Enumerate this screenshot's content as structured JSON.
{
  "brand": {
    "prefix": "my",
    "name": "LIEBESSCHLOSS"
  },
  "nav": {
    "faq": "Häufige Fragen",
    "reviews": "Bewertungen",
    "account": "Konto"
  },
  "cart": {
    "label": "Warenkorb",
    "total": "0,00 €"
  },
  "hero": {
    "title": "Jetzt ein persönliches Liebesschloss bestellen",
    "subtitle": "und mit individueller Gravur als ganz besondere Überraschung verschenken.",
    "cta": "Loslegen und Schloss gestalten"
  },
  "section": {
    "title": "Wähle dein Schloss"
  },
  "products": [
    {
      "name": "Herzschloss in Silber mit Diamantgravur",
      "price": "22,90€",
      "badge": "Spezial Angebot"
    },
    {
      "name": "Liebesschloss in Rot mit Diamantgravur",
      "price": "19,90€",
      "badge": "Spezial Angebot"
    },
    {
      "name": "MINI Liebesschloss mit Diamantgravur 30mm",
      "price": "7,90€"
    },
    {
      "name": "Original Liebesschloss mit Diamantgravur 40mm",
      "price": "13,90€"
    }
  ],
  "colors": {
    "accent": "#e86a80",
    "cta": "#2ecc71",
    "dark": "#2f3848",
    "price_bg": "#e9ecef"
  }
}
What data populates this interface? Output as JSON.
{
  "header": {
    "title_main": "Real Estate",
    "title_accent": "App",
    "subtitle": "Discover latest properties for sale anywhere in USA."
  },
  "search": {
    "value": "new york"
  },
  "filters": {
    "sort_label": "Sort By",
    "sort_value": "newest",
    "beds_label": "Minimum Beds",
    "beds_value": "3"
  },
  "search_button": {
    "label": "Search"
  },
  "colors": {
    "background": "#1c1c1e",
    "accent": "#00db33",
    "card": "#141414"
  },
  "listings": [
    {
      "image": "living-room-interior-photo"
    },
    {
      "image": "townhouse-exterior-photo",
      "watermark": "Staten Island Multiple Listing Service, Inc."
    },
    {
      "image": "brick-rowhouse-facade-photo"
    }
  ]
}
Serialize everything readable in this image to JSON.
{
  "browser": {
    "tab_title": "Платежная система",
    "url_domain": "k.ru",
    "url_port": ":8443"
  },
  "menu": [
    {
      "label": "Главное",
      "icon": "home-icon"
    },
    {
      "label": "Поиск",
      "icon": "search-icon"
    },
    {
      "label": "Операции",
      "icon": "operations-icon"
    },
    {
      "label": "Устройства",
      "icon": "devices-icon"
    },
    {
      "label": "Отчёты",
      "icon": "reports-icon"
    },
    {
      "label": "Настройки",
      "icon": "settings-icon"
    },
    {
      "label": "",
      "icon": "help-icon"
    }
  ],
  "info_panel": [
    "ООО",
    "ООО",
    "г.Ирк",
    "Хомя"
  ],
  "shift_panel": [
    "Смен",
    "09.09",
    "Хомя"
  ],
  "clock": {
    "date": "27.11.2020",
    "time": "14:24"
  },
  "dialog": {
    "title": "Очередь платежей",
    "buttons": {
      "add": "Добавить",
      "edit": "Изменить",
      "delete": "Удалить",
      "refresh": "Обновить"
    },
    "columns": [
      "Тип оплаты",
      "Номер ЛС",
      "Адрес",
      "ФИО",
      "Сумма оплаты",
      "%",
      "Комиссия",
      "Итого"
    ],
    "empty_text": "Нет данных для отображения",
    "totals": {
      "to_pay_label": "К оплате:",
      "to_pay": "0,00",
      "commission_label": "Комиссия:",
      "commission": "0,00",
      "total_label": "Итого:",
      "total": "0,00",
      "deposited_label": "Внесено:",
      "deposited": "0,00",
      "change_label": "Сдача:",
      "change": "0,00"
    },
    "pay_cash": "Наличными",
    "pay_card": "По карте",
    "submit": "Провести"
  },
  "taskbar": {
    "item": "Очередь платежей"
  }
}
+++++
▶ **The exercise**
Restate the data above word for word.

▶ **Correct output**
Enumerate this screenshot's content as structured JSON.
{
  "brand": {
    "prefix": "my",
    "name": "LIEBESSCHLOSS"
  },
  "nav": {
    "faq": "Häufige Fragen",
    "reviews": "Bewertungen",
    "account": "Konto"
  },
  "cart": {
    "label": "Warenkorb",
    "total": "0,00 €"
  },
  "hero": {
    "title": "Jetzt ein persönliches Liebesschloss bestellen",
    "subtitle": "und mit individueller Gravur als ganz besondere Überraschung verschenken.",
    "cta": "Loslegen und Schloss gestalten"
  },
  "section": {
    "title": "Wähle dein Schloss"
  },
  "products": [
    {
      "name": "Herzschloss in Silber mit Diamantgravur",
      "price": "22,90€",
      "badge": "Spezial Angebot"
    },
    {
      "name": "Liebesschloss in Rot mit Diamantgravur",
      "price": "19,90€",
      "badge": "Spezial Angebot"
    },
    {
      "name": "MINI Liebesschloss mit Diamantgravur 30mm",
      "price": "7,90€"
    },
    {
      "name": "Original Liebesschloss mit Diamantgravur 40mm",
      "price": "13,90€"
    }
  ],
  "colors": {
    "accent": "#e86a80",
    "cta": "#2ecc71",
    "dark": "#2f3848",
    "price_bg": "#e9ecef"
  }
}
What data populates this interface? Output as JSON.
{
  "header": {
    "title_main": "Real Estate",
    "title_accent": "App",
    "subtitle": "Discover latest properties for sale anywhere in USA."
  },
  "search": {
    "value": "new york"
  },
  "filters": {
    "sort_label": "Sort By",
    "sort_value": "newest",
    "beds_label": "Minimum Beds",
    "beds_value": "3"
  },
  "search_button": {
    "label": "Search"
  },
  "colors": {
    "background": "#1c1c1e",
    "accent": "#00db33",
    "card": "#141414"
  },
  "listings": [
    {
      "image": "living-room-interior-photo"
    },
    {
      "image": "townhouse-exterior-photo",
      "watermark": "Staten Island Multiple Listing Service, Inc."
    },
    {
      "image": "brick-rowhouse-facade-photo"
    }
  ]
}
Serialize everything readable in this image to JSON.
{
  "browser": {
    "tab_title": "Платежная система",
    "url_domain": "k.ru",
    "url_port": ":8443"
  },
  "menu": [
    {
      "label": "Главное",
      "icon": "home-icon"
    },
    {
      "label": "Поиск",
      "icon": "search-icon"
    },
    {
      "label": "Операции",
      "icon": "operations-icon"
    },
    {
      "label": "Устройства",
      "icon": "devices-icon"
    },
    {
      "label": "Отчёты",
      "icon": "reports-icon"
    },
    {
      "label": "Настройки",
      "icon": "settings-icon"
    },
    {
      "label": "",
      "icon": "help-icon"
    }
  ],
  "info_panel": [
    "ООО",
    "ООО",
    "г.Ирк",
    "Хомя"
  ],
  "shift_panel": [
    "Смен",
    "09.09",
    "Хомя"
  ],
  "clock": {
    "date": "27.11.2020",
    "time": "14:24"
  },
  "dialog": {
    "title": "Очередь платежей",
    "buttons": {
      "add": "Добавить",
      "edit": "Изменить",
      "delete": "Удалить",
      "refresh": "Обновить"
    },
    "columns": [
      "Тип оплаты",
      "Номер ЛС",
      "Адрес",
      "ФИО",
      "Сумма оплаты",
      "%",
      "Комиссия",
      "Итого"
    ],
    "empty_text": "Нет данных для отображения",
    "totals": {
      "to_pay_label": "К оплате:",
      "to_pay": "0,00",
      "commission_label": "Комиссия:",
      "commission": "0,00",
      "total_label": "Итого:",
      "total": "0,00",
      "deposited_label": "Внесено:",
      "deposited": "0,00",
      "change_label": "Сдача:",
      "change": "0,00"
    },
    "pay_cash": "Наличными",
    "pay_card": "По карте",
    "submit": "Провести"
  },
  "taskbar": {
    "item": "Очередь платежей"
  }
}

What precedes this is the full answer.